Problem requirements:
Leave the pictures out, and retype all of the material exactly as written.

-- Start of Extracted material --

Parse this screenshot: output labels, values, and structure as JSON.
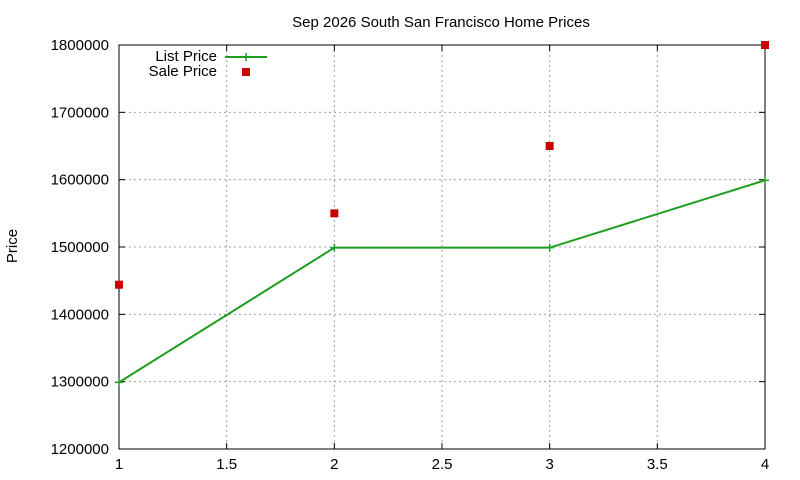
{
  "chart_data": {
    "type": "line",
    "title": "Sep 2026 South San Francisco Home Prices",
    "xlabel": "",
    "ylabel": "Price",
    "xlim": [
      1,
      4
    ],
    "ylim": [
      1200000,
      1800000
    ],
    "x_ticks": [
      1,
      1.5,
      2,
      2.5,
      3,
      3.5,
      4
    ],
    "x_tick_labels": [
      "1",
      "1.5",
      "2",
      "2.5",
      "3",
      "3.5",
      "4"
    ],
    "y_ticks": [
      1200000,
      1300000,
      1400000,
      1500000,
      1600000,
      1700000,
      1800000
    ],
    "y_tick_labels": [
      "1200000",
      "1300000",
      "1400000",
      "1500000",
      "1600000",
      "1700000",
      "1800000"
    ],
    "grid": true,
    "legend_position": "top-left",
    "series": [
      {
        "name": "List Price",
        "style": "linespoints",
        "color": "#1f9e1f",
        "marker": "plus",
        "x": [
          1,
          2,
          3,
          4
        ],
        "y": [
          1299000,
          1499000,
          1499000,
          1599000
        ]
      },
      {
        "name": "Sale Price",
        "style": "points",
        "color": "#cc0000",
        "marker": "square",
        "x": [
          1,
          2,
          3,
          4
        ],
        "y": [
          1444000,
          1550000,
          1650000,
          1800000
        ]
      }
    ]
  }
}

-- End of Extracted material --

Correct response:
Parse this screenshot: output labels, values, and structure as JSON.
{
  "chart_data": {
    "type": "line",
    "title": "Sep 2026 South San Francisco Home Prices",
    "xlabel": "",
    "ylabel": "Price",
    "xlim": [
      1,
      4
    ],
    "ylim": [
      1200000,
      1800000
    ],
    "x_ticks": [
      1,
      1.5,
      2,
      2.5,
      3,
      3.5,
      4
    ],
    "x_tick_labels": [
      "1",
      "1.5",
      "2",
      "2.5",
      "3",
      "3.5",
      "4"
    ],
    "y_ticks": [
      1200000,
      1300000,
      1400000,
      1500000,
      1600000,
      1700000,
      1800000
    ],
    "y_tick_labels": [
      "1200000",
      "1300000",
      "1400000",
      "1500000",
      "1600000",
      "1700000",
      "1800000"
    ],
    "grid": true,
    "legend_position": "top-left",
    "series": [
      {
        "name": "List Price",
        "style": "linespoints",
        "color": "#1f9e1f",
        "marker": "plus",
        "x": [
          1,
          2,
          3,
          4
        ],
        "y": [
          1299000,
          1499000,
          1499000,
          1599000
        ]
      },
      {
        "name": "Sale Price",
        "style": "points",
        "color": "#cc0000",
        "marker": "square",
        "x": [
          1,
          2,
          3,
          4
        ],
        "y": [
          1444000,
          1550000,
          1650000,
          1800000
        ]
      }
    ]
  }
}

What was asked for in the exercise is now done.